## REQUIRED WORK:
Extract every entry word for word. Skip the pictures.

## INFORMATION SHOWN:
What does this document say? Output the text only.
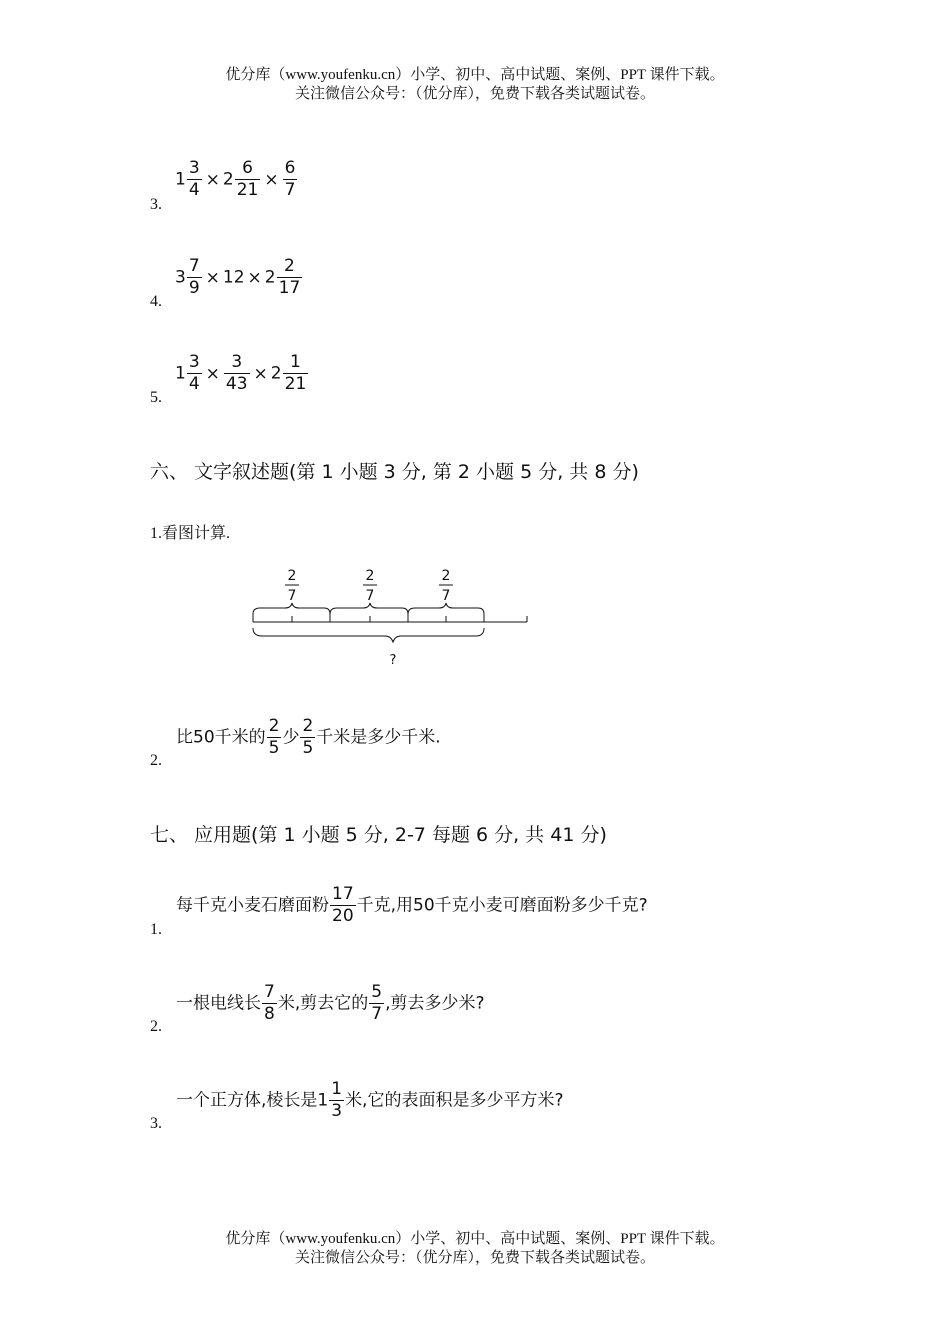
优分库（www.youfenku.cn）小学、初中、高中试题、案例、PPT 课件下载。
关注微信公众号：（优分库），免费下载各类试题试卷。
3.
$1 \frac{3}{4} \times 2 \frac{6}{21} \times \frac{6}{7}$
4.
$3 \frac{7}{9} \times 12 \times 2 \frac{2}{17}$
5.
$1 \frac{3}{4} \times \frac{3}{43} \times 2 \frac{1}{21}$
六、 文字叙述题(第 1 小题 3 分, 第 2 小题 5 分, 共 8 分)
1.看图计算.
2
7
2
7
2
7
?
2.
比50千米的 $\frac{2}{5}$ 少 $\frac{2}{5}$ 千米是多少千米.
七、 应用题(第 1 小题 5 分, 2-7 每题 6 分, 共 41 分)
1.
每千克小麦石磨面粉 $\frac{17}{20}$ 千克,用50千克小麦可磨面粉多少千克?
2.
一根电线长 $\frac{7}{8}$ 米,剪去它的 $\frac{5}{7}$ ,剪去多少米?
3.
一个正方体,棱长是$1 \frac{1}{3}$ 米,它的表面积是多少平方米?
优分库（www.youfenku.cn）小学、初中、高中试题、案例、PPT 课件下载。
关注微信公众号：（优分库），免费下载各类试题试卷。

## THE SOLUTION:
What does this document say? Output the text only.
优分库（www.youfenku.cn）小学、初中、高中试题、案例、PPT 课件下载。
关注微信公众号：（优分库），免费下载各类试题试卷。
3.
$1 \frac{3}{4} \times 2 \frac{6}{21} \times \frac{6}{7}$
4.
$3 \frac{7}{9} \times 12 \times 2 \frac{2}{17}$
5.
$1 \frac{3}{4} \times \frac{3}{43} \times 2 \frac{1}{21}$
六、 文字叙述题(第 1 小题 3 分, 第 2 小题 5 分, 共 8 分)
1.看图计算.
2
7
2
7
2
7
?
2.
比50千米的 $\frac{2}{5}$ 少 $\frac{2}{5}$ 千米是多少千米.
七、 应用题(第 1 小题 5 分, 2-7 每题 6 分, 共 41 分)
1.
每千克小麦石磨面粉 $\frac{17}{20}$ 千克,用50千克小麦可磨面粉多少千克?
2.
一根电线长 $\frac{7}{8}$ 米,剪去它的 $\frac{5}{7}$ ,剪去多少米?
3.
一个正方体,棱长是$1 \frac{1}{3}$ 米,它的表面积是多少平方米?
优分库（www.youfenku.cn）小学、初中、高中试题、案例、PPT 课件下载。
关注微信公众号：（优分库），免费下载各类试题试卷。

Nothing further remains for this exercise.